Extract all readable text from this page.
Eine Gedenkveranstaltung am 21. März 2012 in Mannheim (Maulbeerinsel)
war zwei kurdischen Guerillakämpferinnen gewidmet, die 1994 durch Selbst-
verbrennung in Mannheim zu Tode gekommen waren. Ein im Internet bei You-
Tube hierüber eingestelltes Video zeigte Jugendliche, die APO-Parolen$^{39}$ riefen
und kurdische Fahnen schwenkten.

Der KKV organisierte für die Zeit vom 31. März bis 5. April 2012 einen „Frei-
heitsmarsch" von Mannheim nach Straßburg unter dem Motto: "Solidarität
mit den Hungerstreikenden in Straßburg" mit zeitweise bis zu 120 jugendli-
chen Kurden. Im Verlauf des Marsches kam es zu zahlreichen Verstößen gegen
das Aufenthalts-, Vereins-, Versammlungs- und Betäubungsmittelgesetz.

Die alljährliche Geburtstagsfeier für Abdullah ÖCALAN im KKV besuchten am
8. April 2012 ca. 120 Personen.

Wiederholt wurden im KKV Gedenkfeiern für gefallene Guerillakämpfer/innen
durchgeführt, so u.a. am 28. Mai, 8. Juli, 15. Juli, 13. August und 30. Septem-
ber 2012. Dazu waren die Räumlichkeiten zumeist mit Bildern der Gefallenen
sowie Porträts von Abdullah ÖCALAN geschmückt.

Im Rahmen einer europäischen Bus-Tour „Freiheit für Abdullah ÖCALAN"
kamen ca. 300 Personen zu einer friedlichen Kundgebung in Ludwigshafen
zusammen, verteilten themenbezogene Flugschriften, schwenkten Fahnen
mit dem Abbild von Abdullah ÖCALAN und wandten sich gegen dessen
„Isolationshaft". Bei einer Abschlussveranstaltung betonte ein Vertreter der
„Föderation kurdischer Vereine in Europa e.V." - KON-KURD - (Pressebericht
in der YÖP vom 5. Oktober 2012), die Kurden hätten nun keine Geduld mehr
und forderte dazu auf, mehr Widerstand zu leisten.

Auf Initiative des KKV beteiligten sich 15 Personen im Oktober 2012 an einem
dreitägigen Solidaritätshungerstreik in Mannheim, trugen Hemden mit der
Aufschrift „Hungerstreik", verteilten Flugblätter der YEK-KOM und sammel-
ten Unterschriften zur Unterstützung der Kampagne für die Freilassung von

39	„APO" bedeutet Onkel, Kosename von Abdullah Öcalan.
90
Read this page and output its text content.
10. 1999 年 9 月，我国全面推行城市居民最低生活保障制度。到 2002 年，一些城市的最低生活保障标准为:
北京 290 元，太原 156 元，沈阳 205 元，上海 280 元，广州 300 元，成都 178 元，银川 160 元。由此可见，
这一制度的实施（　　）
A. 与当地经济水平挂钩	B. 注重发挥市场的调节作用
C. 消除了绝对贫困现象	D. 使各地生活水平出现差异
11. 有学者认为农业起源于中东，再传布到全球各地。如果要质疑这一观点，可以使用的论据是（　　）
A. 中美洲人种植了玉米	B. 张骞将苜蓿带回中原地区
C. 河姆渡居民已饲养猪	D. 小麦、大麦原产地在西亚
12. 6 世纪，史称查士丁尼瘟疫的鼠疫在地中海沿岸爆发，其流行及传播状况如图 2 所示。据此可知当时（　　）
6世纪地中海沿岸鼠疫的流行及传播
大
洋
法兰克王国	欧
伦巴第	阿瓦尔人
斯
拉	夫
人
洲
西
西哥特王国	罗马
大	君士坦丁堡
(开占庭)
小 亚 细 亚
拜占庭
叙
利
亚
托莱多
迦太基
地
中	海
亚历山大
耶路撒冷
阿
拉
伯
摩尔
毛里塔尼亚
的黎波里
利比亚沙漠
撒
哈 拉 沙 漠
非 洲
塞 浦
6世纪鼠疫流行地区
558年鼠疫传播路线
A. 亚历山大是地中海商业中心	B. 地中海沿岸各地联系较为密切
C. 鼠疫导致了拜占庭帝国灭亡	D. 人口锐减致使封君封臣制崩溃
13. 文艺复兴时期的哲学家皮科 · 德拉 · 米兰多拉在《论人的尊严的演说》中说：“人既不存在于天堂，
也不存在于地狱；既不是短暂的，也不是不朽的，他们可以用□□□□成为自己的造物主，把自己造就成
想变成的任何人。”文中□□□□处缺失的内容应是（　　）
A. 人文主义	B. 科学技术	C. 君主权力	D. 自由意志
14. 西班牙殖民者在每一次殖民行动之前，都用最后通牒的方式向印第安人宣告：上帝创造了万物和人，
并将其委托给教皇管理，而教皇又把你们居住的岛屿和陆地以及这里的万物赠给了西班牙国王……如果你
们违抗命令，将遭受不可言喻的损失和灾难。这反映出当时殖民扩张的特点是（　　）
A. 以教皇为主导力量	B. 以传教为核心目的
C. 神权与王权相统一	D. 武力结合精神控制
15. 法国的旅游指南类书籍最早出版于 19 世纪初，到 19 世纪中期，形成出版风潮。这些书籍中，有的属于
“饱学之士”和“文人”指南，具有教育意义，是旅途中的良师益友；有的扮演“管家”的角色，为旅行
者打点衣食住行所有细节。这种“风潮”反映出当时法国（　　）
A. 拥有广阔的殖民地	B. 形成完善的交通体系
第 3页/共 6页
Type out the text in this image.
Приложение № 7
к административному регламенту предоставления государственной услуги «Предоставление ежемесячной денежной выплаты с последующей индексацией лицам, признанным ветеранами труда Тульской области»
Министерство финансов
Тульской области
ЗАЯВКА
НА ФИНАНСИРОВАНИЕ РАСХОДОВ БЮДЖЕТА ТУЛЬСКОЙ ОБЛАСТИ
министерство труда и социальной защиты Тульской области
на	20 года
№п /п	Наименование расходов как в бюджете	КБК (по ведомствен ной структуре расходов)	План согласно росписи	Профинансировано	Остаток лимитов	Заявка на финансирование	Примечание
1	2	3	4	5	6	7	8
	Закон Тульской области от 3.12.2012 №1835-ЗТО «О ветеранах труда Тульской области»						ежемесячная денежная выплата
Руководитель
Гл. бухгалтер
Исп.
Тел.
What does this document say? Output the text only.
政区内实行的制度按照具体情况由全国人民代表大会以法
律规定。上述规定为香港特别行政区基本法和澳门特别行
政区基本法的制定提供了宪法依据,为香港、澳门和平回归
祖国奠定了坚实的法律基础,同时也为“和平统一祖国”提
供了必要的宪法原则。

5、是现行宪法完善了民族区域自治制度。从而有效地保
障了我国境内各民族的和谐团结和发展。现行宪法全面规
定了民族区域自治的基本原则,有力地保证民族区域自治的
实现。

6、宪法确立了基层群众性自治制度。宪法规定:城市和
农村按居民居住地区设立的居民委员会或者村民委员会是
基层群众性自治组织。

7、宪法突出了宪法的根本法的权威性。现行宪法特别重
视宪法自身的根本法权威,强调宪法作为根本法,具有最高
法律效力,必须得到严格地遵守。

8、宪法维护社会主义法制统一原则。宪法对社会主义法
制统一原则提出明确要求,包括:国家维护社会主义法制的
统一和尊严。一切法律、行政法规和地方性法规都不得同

────

From the listing above, copy all lines holding the word "text".

### Final result
Extract all readable text from this page.
Read this page and output its text content.
Type out the text in this image.
What does this document say? Output the text only.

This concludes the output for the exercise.